** Task **
Identify each line below that contains the word "color", and copy it out.

** Data entries **
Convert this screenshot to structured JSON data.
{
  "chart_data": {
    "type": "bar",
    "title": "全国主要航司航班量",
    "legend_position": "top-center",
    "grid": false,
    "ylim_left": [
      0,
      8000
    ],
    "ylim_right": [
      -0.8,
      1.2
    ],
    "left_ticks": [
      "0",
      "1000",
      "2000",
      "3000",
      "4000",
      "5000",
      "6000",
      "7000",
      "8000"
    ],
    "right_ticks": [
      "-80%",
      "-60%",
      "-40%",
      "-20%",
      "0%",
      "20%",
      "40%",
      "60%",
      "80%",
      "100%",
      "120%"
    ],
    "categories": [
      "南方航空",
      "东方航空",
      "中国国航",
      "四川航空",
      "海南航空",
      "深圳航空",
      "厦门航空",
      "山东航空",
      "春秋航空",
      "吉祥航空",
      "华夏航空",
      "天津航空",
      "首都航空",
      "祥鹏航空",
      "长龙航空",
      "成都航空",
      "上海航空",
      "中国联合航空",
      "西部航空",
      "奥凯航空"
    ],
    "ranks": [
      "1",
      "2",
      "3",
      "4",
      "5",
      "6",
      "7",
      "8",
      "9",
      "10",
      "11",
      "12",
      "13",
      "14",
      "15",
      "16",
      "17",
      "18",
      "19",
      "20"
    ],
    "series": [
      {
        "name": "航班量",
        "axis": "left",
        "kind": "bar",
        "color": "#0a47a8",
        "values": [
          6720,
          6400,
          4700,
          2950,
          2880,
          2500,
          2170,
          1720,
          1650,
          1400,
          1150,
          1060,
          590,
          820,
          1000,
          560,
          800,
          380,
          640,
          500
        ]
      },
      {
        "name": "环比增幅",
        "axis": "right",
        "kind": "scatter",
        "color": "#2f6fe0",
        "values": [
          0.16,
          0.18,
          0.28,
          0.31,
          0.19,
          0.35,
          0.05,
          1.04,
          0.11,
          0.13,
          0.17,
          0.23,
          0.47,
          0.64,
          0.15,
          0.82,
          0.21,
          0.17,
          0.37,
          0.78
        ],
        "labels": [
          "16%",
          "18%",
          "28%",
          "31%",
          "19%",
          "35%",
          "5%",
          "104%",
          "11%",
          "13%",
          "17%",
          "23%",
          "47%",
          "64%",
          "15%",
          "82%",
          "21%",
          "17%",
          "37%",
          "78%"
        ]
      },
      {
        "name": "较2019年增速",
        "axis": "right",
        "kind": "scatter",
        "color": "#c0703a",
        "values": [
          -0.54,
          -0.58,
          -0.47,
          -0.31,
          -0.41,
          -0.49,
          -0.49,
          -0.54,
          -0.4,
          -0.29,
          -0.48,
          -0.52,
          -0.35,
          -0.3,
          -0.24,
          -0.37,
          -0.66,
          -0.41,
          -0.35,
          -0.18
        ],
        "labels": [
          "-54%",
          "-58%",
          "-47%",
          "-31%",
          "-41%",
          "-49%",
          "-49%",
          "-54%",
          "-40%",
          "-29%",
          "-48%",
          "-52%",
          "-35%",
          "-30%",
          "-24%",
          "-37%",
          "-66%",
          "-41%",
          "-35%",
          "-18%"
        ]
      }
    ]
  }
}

** Exercise response **
        "color": "#0a47a8",
        "color": "#2f6fe0",
        "color": "#c0703a",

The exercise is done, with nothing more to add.